- Stored rows
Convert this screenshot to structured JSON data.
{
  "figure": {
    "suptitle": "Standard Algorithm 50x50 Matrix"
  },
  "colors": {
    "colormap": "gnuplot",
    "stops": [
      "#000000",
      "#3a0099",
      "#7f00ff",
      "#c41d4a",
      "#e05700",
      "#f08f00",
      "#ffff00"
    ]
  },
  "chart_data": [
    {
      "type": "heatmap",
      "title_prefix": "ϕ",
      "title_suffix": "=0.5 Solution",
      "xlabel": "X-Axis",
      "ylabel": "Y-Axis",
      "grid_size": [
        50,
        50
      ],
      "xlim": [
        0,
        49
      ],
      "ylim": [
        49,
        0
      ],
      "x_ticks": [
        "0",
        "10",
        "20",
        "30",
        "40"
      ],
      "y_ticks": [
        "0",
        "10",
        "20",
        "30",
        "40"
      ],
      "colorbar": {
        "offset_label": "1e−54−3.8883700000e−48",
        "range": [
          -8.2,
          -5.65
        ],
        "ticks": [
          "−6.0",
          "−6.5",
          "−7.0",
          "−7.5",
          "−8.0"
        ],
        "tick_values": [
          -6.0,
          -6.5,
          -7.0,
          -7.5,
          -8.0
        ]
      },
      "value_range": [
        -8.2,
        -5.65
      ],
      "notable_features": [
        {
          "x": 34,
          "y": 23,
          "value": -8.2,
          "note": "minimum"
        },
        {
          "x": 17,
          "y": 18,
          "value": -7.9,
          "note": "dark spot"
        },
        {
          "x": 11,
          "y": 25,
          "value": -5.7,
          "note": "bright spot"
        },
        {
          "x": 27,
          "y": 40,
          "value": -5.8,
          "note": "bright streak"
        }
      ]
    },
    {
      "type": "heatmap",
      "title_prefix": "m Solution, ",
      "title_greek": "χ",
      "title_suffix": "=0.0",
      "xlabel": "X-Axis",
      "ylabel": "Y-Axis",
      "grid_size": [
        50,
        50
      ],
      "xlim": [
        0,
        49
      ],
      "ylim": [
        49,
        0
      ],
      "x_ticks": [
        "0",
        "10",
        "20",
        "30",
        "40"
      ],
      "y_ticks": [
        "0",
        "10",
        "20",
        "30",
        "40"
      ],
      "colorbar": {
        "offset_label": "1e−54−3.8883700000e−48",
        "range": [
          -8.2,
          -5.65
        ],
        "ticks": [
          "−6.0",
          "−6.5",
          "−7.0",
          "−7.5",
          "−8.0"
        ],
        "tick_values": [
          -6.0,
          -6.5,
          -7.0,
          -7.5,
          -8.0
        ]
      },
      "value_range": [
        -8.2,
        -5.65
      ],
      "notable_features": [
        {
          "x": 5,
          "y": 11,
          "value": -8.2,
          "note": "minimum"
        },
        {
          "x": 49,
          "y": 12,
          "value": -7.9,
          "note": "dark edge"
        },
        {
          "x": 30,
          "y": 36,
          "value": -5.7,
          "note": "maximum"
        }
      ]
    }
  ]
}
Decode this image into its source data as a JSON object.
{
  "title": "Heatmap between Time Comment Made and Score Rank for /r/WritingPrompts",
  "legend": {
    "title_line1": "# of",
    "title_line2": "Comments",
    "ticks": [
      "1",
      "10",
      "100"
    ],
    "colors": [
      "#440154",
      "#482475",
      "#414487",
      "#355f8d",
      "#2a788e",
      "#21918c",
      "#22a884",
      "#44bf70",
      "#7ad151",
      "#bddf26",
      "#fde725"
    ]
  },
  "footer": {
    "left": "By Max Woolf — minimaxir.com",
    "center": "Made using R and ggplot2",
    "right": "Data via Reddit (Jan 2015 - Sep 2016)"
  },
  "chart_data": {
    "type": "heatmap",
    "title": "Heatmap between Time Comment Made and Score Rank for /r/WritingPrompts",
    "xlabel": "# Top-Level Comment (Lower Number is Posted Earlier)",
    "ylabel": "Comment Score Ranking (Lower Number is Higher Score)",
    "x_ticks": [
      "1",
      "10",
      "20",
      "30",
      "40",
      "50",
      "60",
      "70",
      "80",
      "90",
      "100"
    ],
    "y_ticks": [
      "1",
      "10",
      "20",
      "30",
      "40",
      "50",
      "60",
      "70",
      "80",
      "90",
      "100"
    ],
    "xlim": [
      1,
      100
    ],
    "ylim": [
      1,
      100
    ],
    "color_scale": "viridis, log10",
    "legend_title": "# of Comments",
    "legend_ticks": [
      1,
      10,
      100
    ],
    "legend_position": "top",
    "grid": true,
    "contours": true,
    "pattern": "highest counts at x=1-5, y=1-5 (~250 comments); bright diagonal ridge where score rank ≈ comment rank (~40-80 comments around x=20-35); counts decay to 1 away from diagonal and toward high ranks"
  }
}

- What is needed
Point out every line holding the string "Time" and copy it.

- Response to this exercise
  "title": "Heatmap between Time Comment Made and Score Rank for /r/WritingPrompts",
    "title": "Heatmap between Time Comment Made and Score Rank for /r/WritingPrompts",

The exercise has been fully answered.